>>

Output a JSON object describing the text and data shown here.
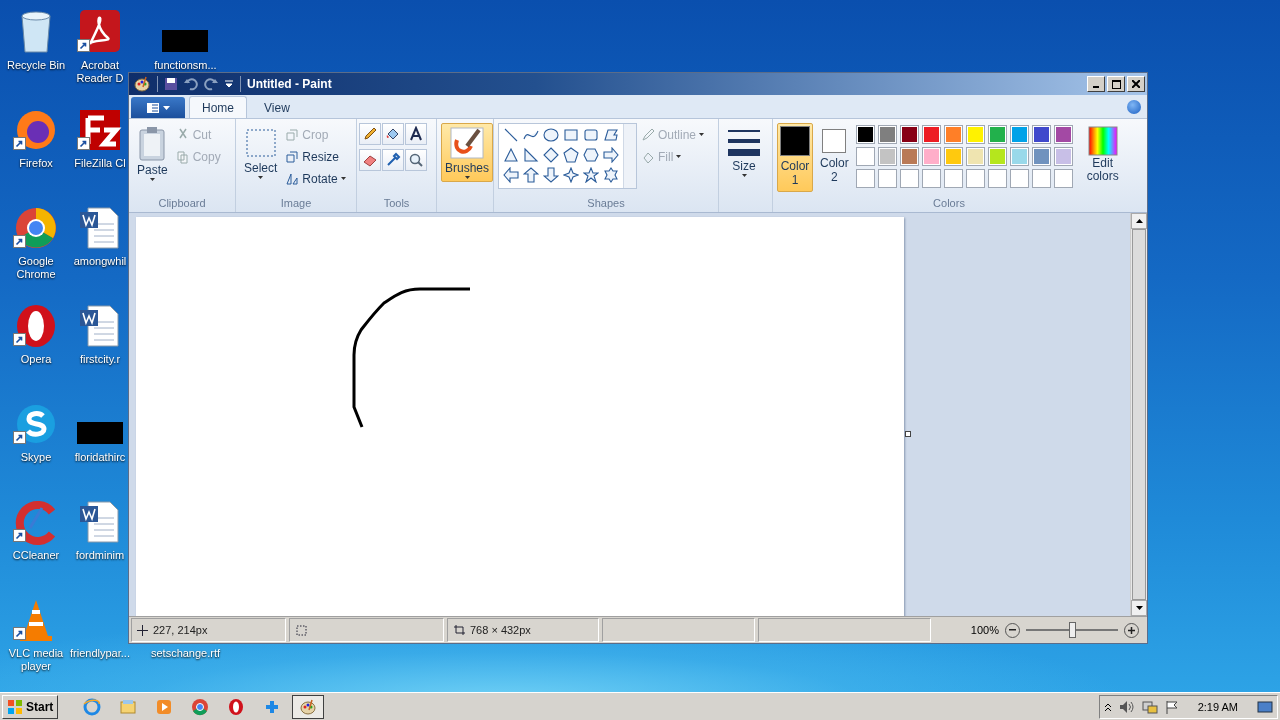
{
  "desktop": {
    "columns": [
      [
        {
          "label": "Recycle Bin",
          "kind": "recycle",
          "shortcut": false
        },
        {
          "label": "Firefox",
          "kind": "firefox",
          "shortcut": true
        },
        {
          "label": "Google Chrome",
          "kind": "chrome",
          "shortcut": true
        },
        {
          "label": "Opera",
          "kind": "opera",
          "shortcut": true
        },
        {
          "label": "Skype",
          "kind": "skype",
          "shortcut": true
        },
        {
          "label": "CCleaner",
          "kind": "ccleaner",
          "shortcut": true
        },
        {
          "label": "VLC media player",
          "kind": "vlc",
          "shortcut": true
        }
      ],
      [
        {
          "label": "Acrobat Reader D",
          "kind": "acrobat",
          "shortcut": true
        },
        {
          "label": "FileZilla Cl",
          "kind": "filezilla",
          "shortcut": true
        },
        {
          "label": "amongwhil",
          "kind": "word",
          "shortcut": false
        },
        {
          "label": "firstcity.r",
          "kind": "word",
          "shortcut": false
        },
        {
          "label": "floridathirc",
          "kind": "redacted"
        },
        {
          "label": "fordminim",
          "kind": "word",
          "shortcut": false
        },
        {
          "label": "friendlypar...",
          "kind": "covered"
        }
      ],
      [
        {
          "label": "functionsm...",
          "kind": "redacted"
        },
        {
          "label": "setschange.rtf",
          "kind": "covered"
        }
      ]
    ]
  },
  "paint": {
    "title": "Untitled - Paint",
    "tabs": [
      {
        "label": "Home",
        "selected": true
      },
      {
        "label": "View",
        "selected": false
      }
    ],
    "clipboard": {
      "caption": "Clipboard",
      "paste": "Paste",
      "actions": [
        {
          "kind": "cut",
          "label": "Cut",
          "disabled": true
        },
        {
          "kind": "copy",
          "label": "Copy",
          "disabled": true
        }
      ]
    },
    "image": {
      "caption": "Image",
      "select": "Select",
      "actions": [
        {
          "kind": "crop",
          "label": "Crop",
          "disabled": true
        },
        {
          "kind": "resize",
          "label": "Resize",
          "disabled": false
        },
        {
          "kind": "rotate",
          "label": "Rotate",
          "disabled": false
        }
      ]
    },
    "tools": {
      "caption": "Tools",
      "items": [
        {
          "kind": "pencil",
          "selected": false
        },
        {
          "kind": "fill",
          "selected": false
        },
        {
          "kind": "text",
          "selected": false
        },
        {
          "kind": "eraser",
          "selected": false
        },
        {
          "kind": "picker",
          "selected": false
        },
        {
          "kind": "magnifier",
          "selected": false
        }
      ]
    },
    "brushes": {
      "label": "Brushes",
      "selected": true
    },
    "shapes": {
      "caption": "Shapes",
      "items": [
        {
          "kind": "line"
        },
        {
          "kind": "curve"
        },
        {
          "kind": "oval"
        },
        {
          "kind": "rectangle"
        },
        {
          "kind": "rounded"
        },
        {
          "kind": "polygon"
        },
        {
          "kind": "triangle"
        },
        {
          "kind": "right-triangle"
        },
        {
          "kind": "diamond"
        },
        {
          "kind": "pentagon"
        },
        {
          "kind": "hexagon"
        },
        {
          "kind": "right-arrow"
        },
        {
          "kind": "left-arrow"
        },
        {
          "kind": "up-arrow"
        },
        {
          "kind": "down-arrow"
        },
        {
          "kind": "star4"
        },
        {
          "kind": "star5"
        },
        {
          "kind": "star6"
        }
      ],
      "outline": {
        "label": "Outline",
        "disabled": true
      },
      "fill": {
        "label": "Fill",
        "disabled": true
      }
    },
    "size": {
      "label": "Size"
    },
    "colors": {
      "caption": "Colors",
      "edit": "Edit colors",
      "slots": [
        {
          "label": "Color 1",
          "color": "#000000",
          "selected": true
        },
        {
          "label": "Color 2",
          "color": "#ffffff",
          "selected": false
        }
      ],
      "palette": [
        {
          "kind": "swatch",
          "color": "#000000"
        },
        {
          "kind": "swatch",
          "color": "#7f7f7f"
        },
        {
          "kind": "swatch",
          "color": "#880015"
        },
        {
          "kind": "swatch",
          "color": "#ed1c24"
        },
        {
          "kind": "swatch",
          "color": "#ff7f27"
        },
        {
          "kind": "swatch",
          "color": "#fff200"
        },
        {
          "kind": "swatch",
          "color": "#22b14c"
        },
        {
          "kind": "swatch",
          "color": "#00a2e8"
        },
        {
          "kind": "swatch",
          "color": "#3f48cc"
        },
        {
          "kind": "swatch",
          "color": "#a349a4"
        },
        {
          "kind": "swatch",
          "color": "#ffffff"
        },
        {
          "kind": "swatch",
          "color": "#c3c3c3"
        },
        {
          "kind": "swatch",
          "color": "#b97a57"
        },
        {
          "kind": "swatch",
          "color": "#ffaec9"
        },
        {
          "kind": "swatch",
          "color": "#ffc90e"
        },
        {
          "kind": "swatch",
          "color": "#efe4b0"
        },
        {
          "kind": "swatch",
          "color": "#b5e61d"
        },
        {
          "kind": "swatch",
          "color": "#99d9ea"
        },
        {
          "kind": "swatch",
          "color": "#7092be"
        },
        {
          "kind": "swatch",
          "color": "#c8bfe7"
        },
        {
          "kind": "empty"
        },
        {
          "kind": "empty"
        },
        {
          "kind": "empty"
        },
        {
          "kind": "empty"
        },
        {
          "kind": "empty"
        },
        {
          "kind": "empty"
        },
        {
          "kind": "empty"
        },
        {
          "kind": "empty"
        },
        {
          "kind": "empty"
        },
        {
          "kind": "empty"
        }
      ]
    },
    "status": {
      "position": "227, 214px",
      "size": "768 × 432px",
      "zoom": "100%",
      "zoom_slider": {
        "level": 0.5
      }
    }
  },
  "taskbar": {
    "start": "Start",
    "apps": [
      {
        "kind": "ie",
        "selected": false
      },
      {
        "kind": "explorer",
        "selected": false
      },
      {
        "kind": "media",
        "selected": false
      },
      {
        "kind": "chrome",
        "selected": false
      },
      {
        "kind": "opera",
        "selected": false
      },
      {
        "kind": "plus",
        "selected": false
      },
      {
        "kind": "paint",
        "selected": true
      }
    ],
    "time": "2:19 AM"
  }
}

<<

-- What is asked --
Write out the whole listing exactly, and drop the pictures.

-- Exercise result --
Output a JSON object describing the text and data shown here.
{
  "desktop": {
    "columns": [
      [
        {
          "label": "Recycle Bin",
          "kind": "recycle",
          "shortcut": false
        },
        {
          "label": "Firefox",
          "kind": "firefox",
          "shortcut": true
        },
        {
          "label": "Google Chrome",
          "kind": "chrome",
          "shortcut": true
        },
        {
          "label": "Opera",
          "kind": "opera",
          "shortcut": true
        },
        {
          "label": "Skype",
          "kind": "skype",
          "shortcut": true
        },
        {
          "label": "CCleaner",
          "kind": "ccleaner",
          "shortcut": true
        },
        {
          "label": "VLC media player",
          "kind": "vlc",
          "shortcut": true
        }
      ],
      [
        {
          "label": "Acrobat Reader D",
          "kind": "acrobat",
          "shortcut": true
        },
        {
          "label": "FileZilla Cl",
          "kind": "filezilla",
          "shortcut": true
        },
        {
          "label": "amongwhil",
          "kind": "word",
          "shortcut": false
        },
        {
          "label": "firstcity.r",
          "kind": "word",
          "shortcut": false
        },
        {
          "label": "floridathirc",
          "kind": "redacted"
        },
        {
          "label": "fordminim",
          "kind": "word",
          "shortcut": false
        },
        {
          "label": "friendlypar...",
          "kind": "covered"
        }
      ],
      [
        {
          "label": "functionsm...",
          "kind": "redacted"
        },
        {
          "label": "setschange.rtf",
          "kind": "covered"
        }
      ]
    ]
  },
  "paint": {
    "title": "Untitled - Paint",
    "tabs": [
      {
        "label": "Home",
        "selected": true
      },
      {
        "label": "View",
        "selected": false
      }
    ],
    "clipboard": {
      "caption": "Clipboard",
      "paste": "Paste",
      "actions": [
        {
          "kind": "cut",
          "label": "Cut",
          "disabled": true
        },
        {
          "kind": "copy",
          "label": "Copy",
          "disabled": true
        }
      ]
    },
    "image": {
      "caption": "Image",
      "select": "Select",
      "actions": [
        {
          "kind": "crop",
          "label": "Crop",
          "disabled": true
        },
        {
          "kind": "resize",
          "label": "Resize",
          "disabled": false
        },
        {
          "kind": "rotate",
          "label": "Rotate",
          "disabled": false
        }
      ]
    },
    "tools": {
      "caption": "Tools",
      "items": [
        {
          "kind": "pencil",
          "selected": false
        },
        {
          "kind": "fill",
          "selected": false
        },
        {
          "kind": "text",
          "selected": false
        },
        {
          "kind": "eraser",
          "selected": false
        },
        {
          "kind": "picker",
          "selected": false
        },
        {
          "kind": "magnifier",
          "selected": false
        }
      ]
    },
    "brushes": {
      "label": "Brushes",
      "selected": true
    },
    "shapes": {
      "caption": "Shapes",
      "items": [
        {
          "kind": "line"
        },
        {
          "kind": "curve"
        },
        {
          "kind": "oval"
        },
        {
          "kind": "rectangle"
        },
        {
          "kind": "rounded"
        },
        {
          "kind": "polygon"
        },
        {
          "kind": "triangle"
        },
        {
          "kind": "right-triangle"
        },
        {
          "kind": "diamond"
        },
        {
          "kind": "pentagon"
        },
        {
          "kind": "hexagon"
        },
        {
          "kind": "right-arrow"
        },
        {
          "kind": "left-arrow"
        },
        {
          "kind": "up-arrow"
        },
        {
          "kind": "down-arrow"
        },
        {
          "kind": "star4"
        },
        {
          "kind": "star5"
        },
        {
          "kind": "star6"
        }
      ],
      "outline": {
        "label": "Outline",
        "disabled": true
      },
      "fill": {
        "label": "Fill",
        "disabled": true
      }
    },
    "size": {
      "label": "Size"
    },
    "colors": {
      "caption": "Colors",
      "edit": "Edit colors",
      "slots": [
        {
          "label": "Color 1",
          "color": "#000000",
          "selected": true
        },
        {
          "label": "Color 2",
          "color": "#ffffff",
          "selected": false
        }
      ],
      "palette": [
        {
          "kind": "swatch",
          "color": "#000000"
        },
        {
          "kind": "swatch",
          "color": "#7f7f7f"
        },
        {
          "kind": "swatch",
          "color": "#880015"
        },
        {
          "kind": "swatch",
          "color": "#ed1c24"
        },
        {
          "kind": "swatch",
          "color": "#ff7f27"
        },
        {
          "kind": "swatch",
          "color": "#fff200"
        },
        {
          "kind": "swatch",
          "color": "#22b14c"
        },
        {
          "kind": "swatch",
          "color": "#00a2e8"
        },
        {
          "kind": "swatch",
          "color": "#3f48cc"
        },
        {
          "kind": "swatch",
          "color": "#a349a4"
        },
        {
          "kind": "swatch",
          "color": "#ffffff"
        },
        {
          "kind": "swatch",
          "color": "#c3c3c3"
        },
        {
          "kind": "swatch",
          "color": "#b97a57"
        },
        {
          "kind": "swatch",
          "color": "#ffaec9"
        },
        {
          "kind": "swatch",
          "color": "#ffc90e"
        },
        {
          "kind": "swatch",
          "color": "#efe4b0"
        },
        {
          "kind": "swatch",
          "color": "#b5e61d"
        },
        {
          "kind": "swatch",
          "color": "#99d9ea"
        },
        {
          "kind": "swatch",
          "color": "#7092be"
        },
        {
          "kind": "swatch",
          "color": "#c8bfe7"
        },
        {
          "kind": "empty"
        },
        {
          "kind": "empty"
        },
        {
          "kind": "empty"
        },
        {
          "kind": "empty"
        },
        {
          "kind": "empty"
        },
        {
          "kind": "empty"
        },
        {
          "kind": "empty"
        },
        {
          "kind": "empty"
        },
        {
          "kind": "empty"
        },
        {
          "kind": "empty"
        }
      ]
    },
    "status": {
      "position": "227, 214px",
      "size": "768 × 432px",
      "zoom": "100%",
      "zoom_slider": {
        "level": 0.5
      }
    }
  },
  "taskbar": {
    "start": "Start",
    "apps": [
      {
        "kind": "ie",
        "selected": false
      },
      {
        "kind": "explorer",
        "selected": false
      },
      {
        "kind": "media",
        "selected": false
      },
      {
        "kind": "chrome",
        "selected": false
      },
      {
        "kind": "opera",
        "selected": false
      },
      {
        "kind": "plus",
        "selected": false
      },
      {
        "kind": "paint",
        "selected": true
      }
    ],
    "time": "2:19 AM"
  }
}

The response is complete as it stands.